* [ENTRIES SUPPLIED]:
Begin

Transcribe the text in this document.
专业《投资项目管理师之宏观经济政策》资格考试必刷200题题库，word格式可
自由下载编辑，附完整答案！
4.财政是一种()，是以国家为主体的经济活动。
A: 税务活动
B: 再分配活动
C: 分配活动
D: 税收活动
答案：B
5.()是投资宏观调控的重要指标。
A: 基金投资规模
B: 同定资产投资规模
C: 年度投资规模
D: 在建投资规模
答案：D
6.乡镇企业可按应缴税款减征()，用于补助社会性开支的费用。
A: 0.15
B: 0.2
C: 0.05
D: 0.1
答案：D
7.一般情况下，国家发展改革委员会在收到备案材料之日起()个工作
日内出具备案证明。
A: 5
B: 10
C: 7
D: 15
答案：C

End

Output every line above without altering anything.

* [SOLUTION TO THIS PROBLEM]:
Transcribe the text in this document.
专业《投资项目管理师之宏观经济政策》资格考试必刷200题题库，word格式可
自由下载编辑，附完整答案！
4.财政是一种()，是以国家为主体的经济活动。
A: 税务活动
B: 再分配活动
C: 分配活动
D: 税收活动
答案：B
5.()是投资宏观调控的重要指标。
A: 基金投资规模
B: 同定资产投资规模
C: 年度投资规模
D: 在建投资规模
答案：D
6.乡镇企业可按应缴税款减征()，用于补助社会性开支的费用。
A: 0.15
B: 0.2
C: 0.05
D: 0.1
答案：D
7.一般情况下，国家发展改革委员会在收到备案材料之日起()个工作
日内出具备案证明。
A: 5
B: 10
C: 7
D: 15
答案：C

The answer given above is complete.